* begin Supplied entries *

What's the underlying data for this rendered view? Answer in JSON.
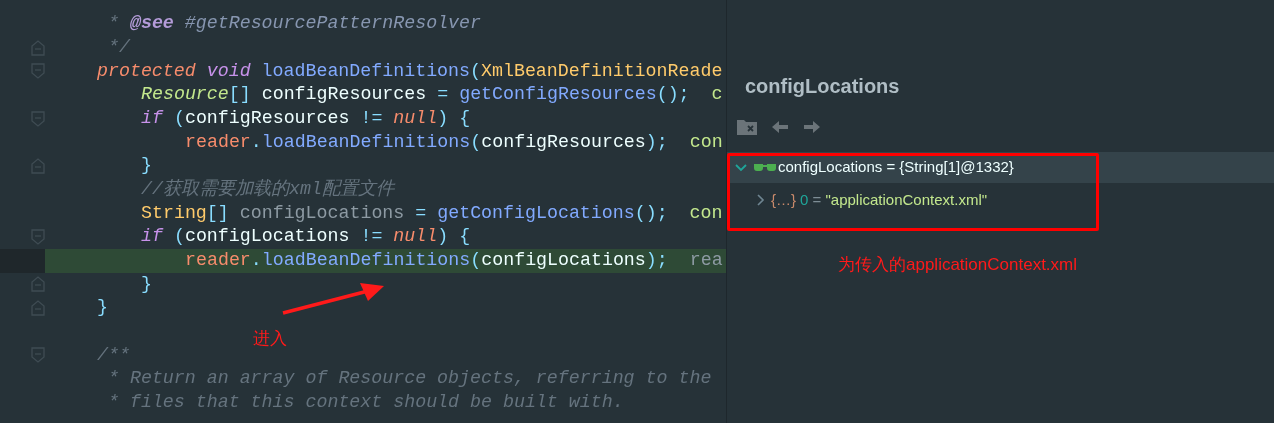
{
  "editor": {
    "lines": [
      {
        "kind": "doc",
        "tokens": [
          {
            "text": "* ",
            "kind": "comment"
          },
          {
            "text": "@see",
            "kind": "doctag"
          },
          {
            "text": " #getResourcePatternResolver",
            "kind": "doclink"
          }
        ]
      },
      {
        "kind": "doc",
        "fold_close": true,
        "tokens": [
          {
            "text": "*/",
            "kind": "comment"
          }
        ]
      },
      {
        "kind": "top",
        "fold_open": true,
        "tokens": [
          {
            "text": "protected",
            "kind": "modifier"
          },
          {
            "text": " void",
            "kind": "keyword"
          },
          {
            "text": " loadBeanDefinitions",
            "kind": "method"
          },
          {
            "text": "(",
            "kind": "punct"
          },
          {
            "text": "XmlBeanDefinitionReade",
            "kind": "class"
          }
        ]
      },
      {
        "kind": "body",
        "tokens": [
          {
            "text": "Resource",
            "kind": "type"
          },
          {
            "text": "[]",
            "kind": "punct"
          },
          {
            "text": " configResources ",
            "kind": "plain"
          },
          {
            "text": "=",
            "kind": "punct"
          },
          {
            "text": " getConfigResources",
            "kind": "method"
          },
          {
            "text": "();",
            "kind": "punct"
          },
          {
            "text": "  c",
            "kind": "hint"
          }
        ]
      },
      {
        "kind": "body",
        "fold_open": true,
        "tokens": [
          {
            "text": "if",
            "kind": "keyword"
          },
          {
            "text": " (",
            "kind": "punct"
          },
          {
            "text": "configResources ",
            "kind": "plain"
          },
          {
            "text": "!=",
            "kind": "punct"
          },
          {
            "text": " null",
            "kind": "null"
          },
          {
            "text": ") {",
            "kind": "punct"
          }
        ]
      },
      {
        "kind": "nested",
        "tokens": [
          {
            "text": "reader",
            "kind": "field"
          },
          {
            "text": ".",
            "kind": "punct"
          },
          {
            "text": "loadBeanDefinitions",
            "kind": "method"
          },
          {
            "text": "(",
            "kind": "punct"
          },
          {
            "text": "configResources",
            "kind": "plain"
          },
          {
            "text": ");",
            "kind": "punct"
          },
          {
            "text": "  con",
            "kind": "hint"
          }
        ]
      },
      {
        "kind": "body",
        "fold_close": true,
        "tokens": [
          {
            "text": "}",
            "kind": "punct"
          }
        ]
      },
      {
        "kind": "body",
        "tokens": [
          {
            "text": "//获取需要加载的xml配置文件",
            "kind": "comment"
          }
        ]
      },
      {
        "kind": "body",
        "tokens": [
          {
            "text": "String",
            "kind": "class"
          },
          {
            "text": "[]",
            "kind": "punct"
          },
          {
            "text": " configLocations ",
            "kind": "unused"
          },
          {
            "text": "=",
            "kind": "punct"
          },
          {
            "text": " getConfigLocations",
            "kind": "method"
          },
          {
            "text": "();",
            "kind": "punct"
          },
          {
            "text": "  con",
            "kind": "hint"
          }
        ]
      },
      {
        "kind": "body",
        "fold_open": true,
        "tokens": [
          {
            "text": "if",
            "kind": "keyword"
          },
          {
            "text": " (",
            "kind": "punct"
          },
          {
            "text": "configLocations ",
            "kind": "plain"
          },
          {
            "text": "!=",
            "kind": "punct"
          },
          {
            "text": " null",
            "kind": "null"
          },
          {
            "text": ") {",
            "kind": "punct"
          }
        ]
      },
      {
        "kind": "nested",
        "highlighted": true,
        "tokens": [
          {
            "text": "reader",
            "kind": "field"
          },
          {
            "text": ".",
            "kind": "punct"
          },
          {
            "text": "loadBeanDefinitions",
            "kind": "method"
          },
          {
            "text": "(",
            "kind": "punct"
          },
          {
            "text": "configLocations",
            "kind": "plain"
          },
          {
            "text": ");",
            "kind": "punct"
          },
          {
            "text": "  rea",
            "kind": "hint_muted"
          }
        ]
      },
      {
        "kind": "body",
        "fold_close": true,
        "tokens": [
          {
            "text": "}",
            "kind": "punct"
          }
        ]
      },
      {
        "kind": "top",
        "fold_close": true,
        "tokens": [
          {
            "text": "}",
            "kind": "punct"
          }
        ]
      },
      {
        "kind": "blank"
      },
      {
        "kind": "top",
        "fold_open": true,
        "tokens": [
          {
            "text": "/**",
            "kind": "comment"
          }
        ]
      },
      {
        "kind": "doc",
        "tokens": [
          {
            "text": "* Return an array of Resource objects, referring to the",
            "kind": "comment"
          }
        ]
      },
      {
        "kind": "doc",
        "tokens": [
          {
            "text": "* files that this context should be built with.",
            "kind": "comment"
          }
        ]
      }
    ]
  },
  "debug_popup": {
    "title": "configLocations",
    "tree": [
      {
        "kind": "watch",
        "expanded": true,
        "selected": true,
        "name": "configLocations",
        "separator": " = ",
        "value": "{String[1]@1332}",
        "children": [
          {
            "kind": "element",
            "expanded": false,
            "selected": false,
            "badge": "{…}",
            "name": "0",
            "separator": " = ",
            "value": "\"applicationContext.xml\""
          }
        ]
      }
    ]
  },
  "annotations": [
    {
      "kind": "box-note",
      "text": "为传入的applicationContext.xml"
    },
    {
      "kind": "arrow-note",
      "text": "进入"
    }
  ]
}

* end Supplied entries *

Task description:
Leave out the pictures, and give all the records again exactly.

Solution for this exercise:
What's the underlying data for this rendered view? Answer in JSON.
{
  "editor": {
    "lines": [
      {
        "kind": "doc",
        "tokens": [
          {
            "text": "* ",
            "kind": "comment"
          },
          {
            "text": "@see",
            "kind": "doctag"
          },
          {
            "text": " #getResourcePatternResolver",
            "kind": "doclink"
          }
        ]
      },
      {
        "kind": "doc",
        "fold_close": true,
        "tokens": [
          {
            "text": "*/",
            "kind": "comment"
          }
        ]
      },
      {
        "kind": "top",
        "fold_open": true,
        "tokens": [
          {
            "text": "protected",
            "kind": "modifier"
          },
          {
            "text": " void",
            "kind": "keyword"
          },
          {
            "text": " loadBeanDefinitions",
            "kind": "method"
          },
          {
            "text": "(",
            "kind": "punct"
          },
          {
            "text": "XmlBeanDefinitionReade",
            "kind": "class"
          }
        ]
      },
      {
        "kind": "body",
        "tokens": [
          {
            "text": "Resource",
            "kind": "type"
          },
          {
            "text": "[]",
            "kind": "punct"
          },
          {
            "text": " configResources ",
            "kind": "plain"
          },
          {
            "text": "=",
            "kind": "punct"
          },
          {
            "text": " getConfigResources",
            "kind": "method"
          },
          {
            "text": "();",
            "kind": "punct"
          },
          {
            "text": "  c",
            "kind": "hint"
          }
        ]
      },
      {
        "kind": "body",
        "fold_open": true,
        "tokens": [
          {
            "text": "if",
            "kind": "keyword"
          },
          {
            "text": " (",
            "kind": "punct"
          },
          {
            "text": "configResources ",
            "kind": "plain"
          },
          {
            "text": "!=",
            "kind": "punct"
          },
          {
            "text": " null",
            "kind": "null"
          },
          {
            "text": ") {",
            "kind": "punct"
          }
        ]
      },
      {
        "kind": "nested",
        "tokens": [
          {
            "text": "reader",
            "kind": "field"
          },
          {
            "text": ".",
            "kind": "punct"
          },
          {
            "text": "loadBeanDefinitions",
            "kind": "method"
          },
          {
            "text": "(",
            "kind": "punct"
          },
          {
            "text": "configResources",
            "kind": "plain"
          },
          {
            "text": ");",
            "kind": "punct"
          },
          {
            "text": "  con",
            "kind": "hint"
          }
        ]
      },
      {
        "kind": "body",
        "fold_close": true,
        "tokens": [
          {
            "text": "}",
            "kind": "punct"
          }
        ]
      },
      {
        "kind": "body",
        "tokens": [
          {
            "text": "//获取需要加载的xml配置文件",
            "kind": "comment"
          }
        ]
      },
      {
        "kind": "body",
        "tokens": [
          {
            "text": "String",
            "kind": "class"
          },
          {
            "text": "[]",
            "kind": "punct"
          },
          {
            "text": " configLocations ",
            "kind": "unused"
          },
          {
            "text": "=",
            "kind": "punct"
          },
          {
            "text": " getConfigLocations",
            "kind": "method"
          },
          {
            "text": "();",
            "kind": "punct"
          },
          {
            "text": "  con",
            "kind": "hint"
          }
        ]
      },
      {
        "kind": "body",
        "fold_open": true,
        "tokens": [
          {
            "text": "if",
            "kind": "keyword"
          },
          {
            "text": " (",
            "kind": "punct"
          },
          {
            "text": "configLocations ",
            "kind": "plain"
          },
          {
            "text": "!=",
            "kind": "punct"
          },
          {
            "text": " null",
            "kind": "null"
          },
          {
            "text": ") {",
            "kind": "punct"
          }
        ]
      },
      {
        "kind": "nested",
        "highlighted": true,
        "tokens": [
          {
            "text": "reader",
            "kind": "field"
          },
          {
            "text": ".",
            "kind": "punct"
          },
          {
            "text": "loadBeanDefinitions",
            "kind": "method"
          },
          {
            "text": "(",
            "kind": "punct"
          },
          {
            "text": "configLocations",
            "kind": "plain"
          },
          {
            "text": ");",
            "kind": "punct"
          },
          {
            "text": "  rea",
            "kind": "hint_muted"
          }
        ]
      },
      {
        "kind": "body",
        "fold_close": true,
        "tokens": [
          {
            "text": "}",
            "kind": "punct"
          }
        ]
      },
      {
        "kind": "top",
        "fold_close": true,
        "tokens": [
          {
            "text": "}",
            "kind": "punct"
          }
        ]
      },
      {
        "kind": "blank"
      },
      {
        "kind": "top",
        "fold_open": true,
        "tokens": [
          {
            "text": "/**",
            "kind": "comment"
          }
        ]
      },
      {
        "kind": "doc",
        "tokens": [
          {
            "text": "* Return an array of Resource objects, referring to the",
            "kind": "comment"
          }
        ]
      },
      {
        "kind": "doc",
        "tokens": [
          {
            "text": "* files that this context should be built with.",
            "kind": "comment"
          }
        ]
      }
    ]
  },
  "debug_popup": {
    "title": "configLocations",
    "tree": [
      {
        "kind": "watch",
        "expanded": true,
        "selected": true,
        "name": "configLocations",
        "separator": " = ",
        "value": "{String[1]@1332}",
        "children": [
          {
            "kind": "element",
            "expanded": false,
            "selected": false,
            "badge": "{…}",
            "name": "0",
            "separator": " = ",
            "value": "\"applicationContext.xml\""
          }
        ]
      }
    ]
  },
  "annotations": [
    {
      "kind": "box-note",
      "text": "为传入的applicationContext.xml"
    },
    {
      "kind": "arrow-note",
      "text": "进入"
    }
  ]
}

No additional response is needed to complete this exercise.